## Exercise task
All of the data should be output character for character, except the pictures.

## Records supplied

════════════════

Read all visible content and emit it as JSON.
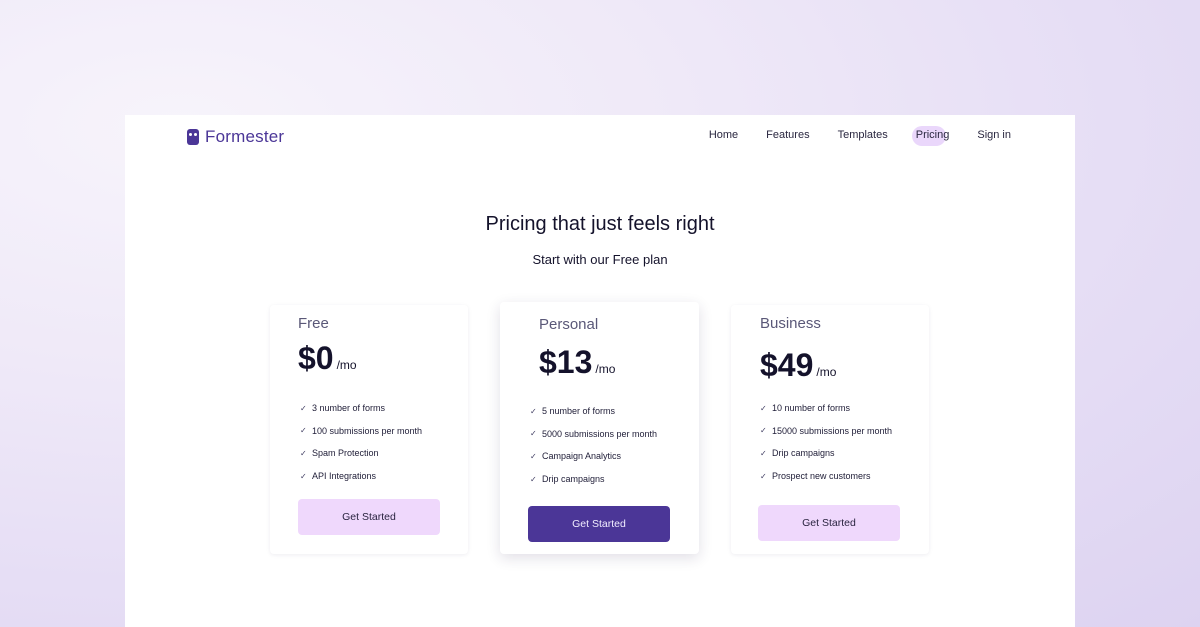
{
  "brand": {
    "name": "Formester"
  },
  "nav": {
    "links": [
      "Home",
      "Features",
      "Templates",
      "Pricing",
      "Sign in"
    ],
    "active": "Pricing"
  },
  "hero": {
    "title": "Pricing that just feels right",
    "subtitle": "Start with our Free plan"
  },
  "plans": [
    {
      "name": "Free",
      "price": "$0",
      "per": "/mo",
      "features": [
        "3 number of forms",
        "100 submissions per month",
        "Spam Protection",
        "API Integrations"
      ],
      "cta": "Get Started"
    },
    {
      "name": "Personal",
      "price": "$13",
      "per": "/mo",
      "features": [
        "5 number of forms",
        "5000 submissions per month",
        "Campaign Analytics",
        "Drip campaigns"
      ],
      "cta": "Get Started"
    },
    {
      "name": "Business",
      "price": "$49",
      "per": "/mo",
      "features": [
        "10 number of forms",
        "15000 submissions per month",
        "Drip campaigns",
        "Prospect new customers"
      ],
      "cta": "Get Started"
    }
  ],
  "colors": {
    "brand": "#4b3697",
    "button_light": "#efd8fc",
    "nav_active_highlight": "#ead7fb"
  },
  "icons": {
    "check": "check-icon",
    "logo": "formester-logo-icon"
  }
}
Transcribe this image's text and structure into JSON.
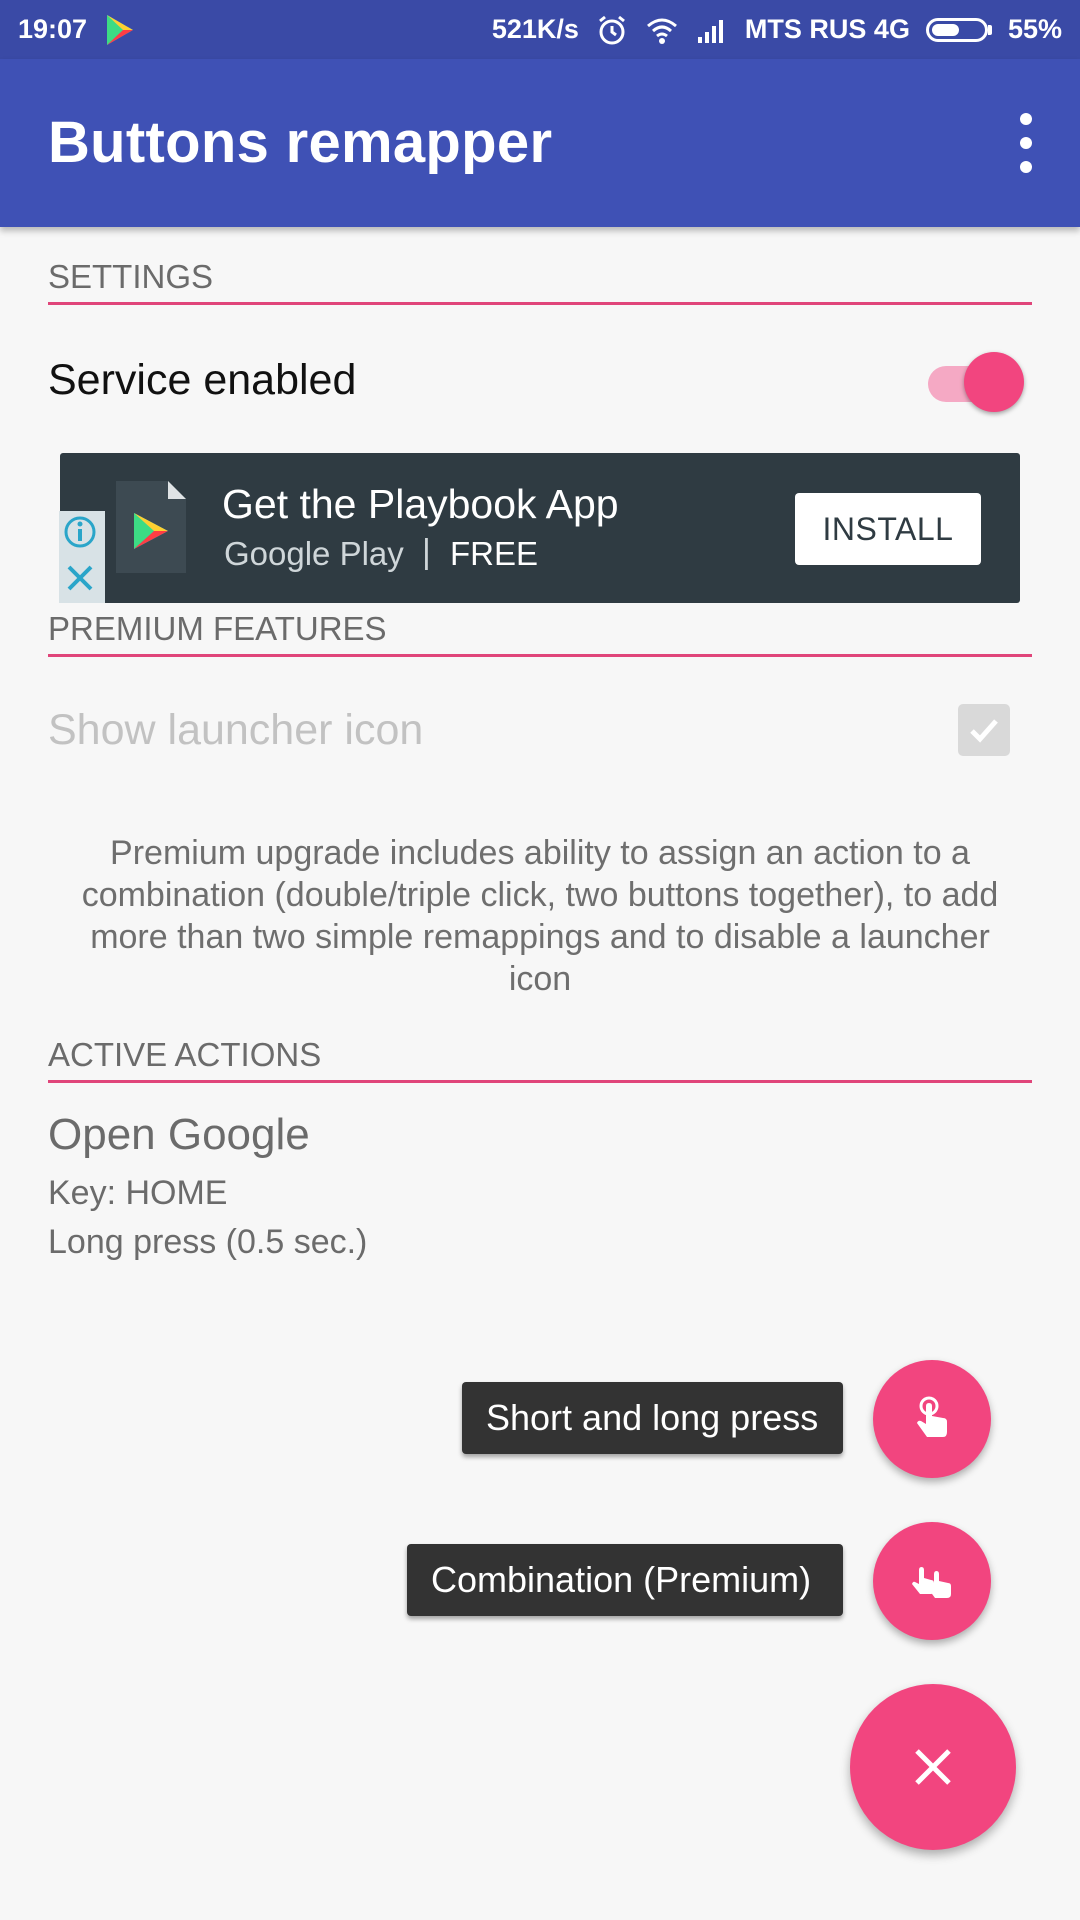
{
  "status_bar": {
    "time": "19:07",
    "speed": "521K/s",
    "carrier": "MTS RUS 4G",
    "battery": "55%",
    "battery_level": 0.55,
    "icons": [
      "play-store-icon",
      "alarm-icon",
      "wifi-icon",
      "signal-icon",
      "battery-icon"
    ]
  },
  "app_bar": {
    "title": "Buttons remapper",
    "menu_icon": "overflow-menu-icon",
    "color": "#3f51b5"
  },
  "settings": {
    "header": "SETTINGS",
    "service_label": "Service enabled",
    "service_enabled": true
  },
  "ad": {
    "title": "Get the Playbook App",
    "store": "Google Play",
    "separator": "|",
    "price": "FREE",
    "install_label": "INSTALL"
  },
  "premium": {
    "header": "PREMIUM FEATURES",
    "launcher_label": "Show launcher icon",
    "launcher_checked": true,
    "description": "Premium upgrade includes ability to assign an action to a combination (double/triple click, two buttons together), to add more than two simple remappings and to disable a launcher icon"
  },
  "active_actions": {
    "header": "ACTIVE ACTIONS",
    "items": [
      {
        "title": "Open Google",
        "key": "Key: HOME",
        "press": "Long press (0.5 sec.)"
      }
    ]
  },
  "fab_menu": {
    "short_long_label": "Short and long press",
    "combination_label": "Combination (Premium)",
    "accent_color": "#f2457f"
  }
}
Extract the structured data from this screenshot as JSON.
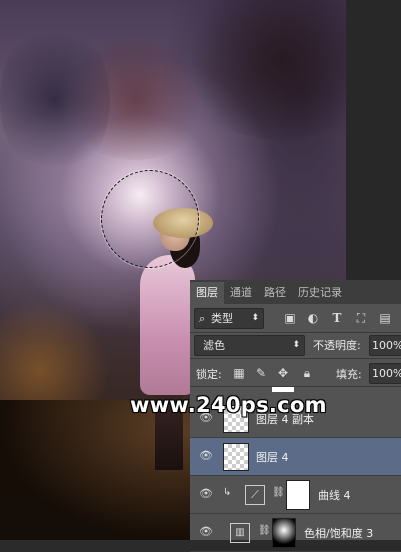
{
  "watermark": "www.240ps.com",
  "panel": {
    "tabs": [
      "图层",
      "通道",
      "路径",
      "历史记录"
    ],
    "filter_kind": "类型",
    "blend_mode": "滤色",
    "opacity_label": "不透明度:",
    "opacity_value": "100%",
    "lock_label": "锁定:",
    "fill_label": "填充:",
    "fill_value": "100%",
    "layers": [
      {
        "name": "图层 4 副本"
      },
      {
        "name": "图层 4"
      },
      {
        "name": "曲线 4"
      },
      {
        "name": "色相/饱和度 3"
      }
    ]
  },
  "colors": {
    "panel_bg": "#535353",
    "tab_bar_bg": "#3d3d3d",
    "selected_layer": "#5c6c88",
    "field_bg": "#383838"
  }
}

════════════════

## Response to this exercise
Read all visible content and emit it as JSON.
{
  "brand": {
    "name": "Formester"
  },
  "nav": {
    "links": [
      "Home",
      "Features",
      "Templates",
      "Pricing",
      "Sign in"
    ],
    "active": "Pricing"
  },
  "hero": {
    "title": "Pricing that just feels right",
    "subtitle": "Start with our Free plan"
  },
  "plans": [
    {
      "name": "Free",
      "price": "$0",
      "per": "/mo",
      "features": [
        "3 number of forms",
        "100 submissions per month",
        "Spam Protection",
        "API Integrations"
      ],
      "cta": "Get Started"
    },
    {
      "name": "Personal",
      "price": "$13",
      "per": "/mo",
      "features": [
        "5 number of forms",
        "5000 submissions per month",
        "Campaign Analytics",
        "Drip campaigns"
      ],
      "cta": "Get Started"
    },
    {
      "name": "Business",
      "price": "$49",
      "per": "/mo",
      "features": [
        "10 number of forms",
        "15000 submissions per month",
        "Drip campaigns",
        "Prospect new customers"
      ],
      "cta": "Get Started"
    }
  ],
  "colors": {
    "brand": "#4b3697",
    "button_light": "#efd8fc",
    "nav_active_highlight": "#ead7fb"
  },
  "icons": {
    "check": "check-icon",
    "logo": "formester-logo-icon"
  }
}
Transcribe this image's text and structure into JSON.
{
  "status_bar": {
    "time": "19:07",
    "speed": "521K/s",
    "carrier": "MTS RUS 4G",
    "battery": "55%",
    "battery_level": 0.55,
    "icons": [
      "play-store-icon",
      "alarm-icon",
      "wifi-icon",
      "signal-icon",
      "battery-icon"
    ]
  },
  "app_bar": {
    "title": "Buttons remapper",
    "menu_icon": "overflow-menu-icon",
    "color": "#3f51b5"
  },
  "settings": {
    "header": "SETTINGS",
    "service_label": "Service enabled",
    "service_enabled": true
  },
  "ad": {
    "title": "Get the Playbook App",
    "store": "Google Play",
    "separator": "|",
    "price": "FREE",
    "install_label": "INSTALL"
  },
  "premium": {
    "header": "PREMIUM FEATURES",
    "launcher_label": "Show launcher icon",
    "launcher_checked": true,
    "description": "Premium upgrade includes ability to assign an action to a combination (double/triple click, two buttons together), to add more than two simple remappings and to disable a launcher icon"
  },
  "active_actions": {
    "header": "ACTIVE ACTIONS",
    "items": [
      {
        "title": "Open Google",
        "key": "Key: HOME",
        "press": "Long press (0.5 sec.)"
      }
    ]
  },
  "fab_menu": {
    "short_long_label": "Short and long press",
    "combination_label": "Combination (Premium)",
    "accent_color": "#f2457f"
  }
}
Extract the structured data from this screenshot as JSON.
{
  "watermark": "www.240ps.com",
  "panel": {
    "tabs": [
      "图层",
      "通道",
      "路径",
      "历史记录"
    ],
    "filter_kind": "类型",
    "blend_mode": "滤色",
    "opacity_label": "不透明度:",
    "opacity_value": "100%",
    "lock_label": "锁定:",
    "fill_label": "填充:",
    "fill_value": "100%",
    "layers": [
      {
        "name": "图层 4 副本"
      },
      {
        "name": "图层 4"
      },
      {
        "name": "曲线 4"
      },
      {
        "name": "色相/饱和度 3"
      }
    ]
  },
  "colors": {
    "panel_bg": "#535353",
    "tab_bar_bg": "#3d3d3d",
    "selected_layer": "#5c6c88",
    "field_bg": "#383838"
  }
}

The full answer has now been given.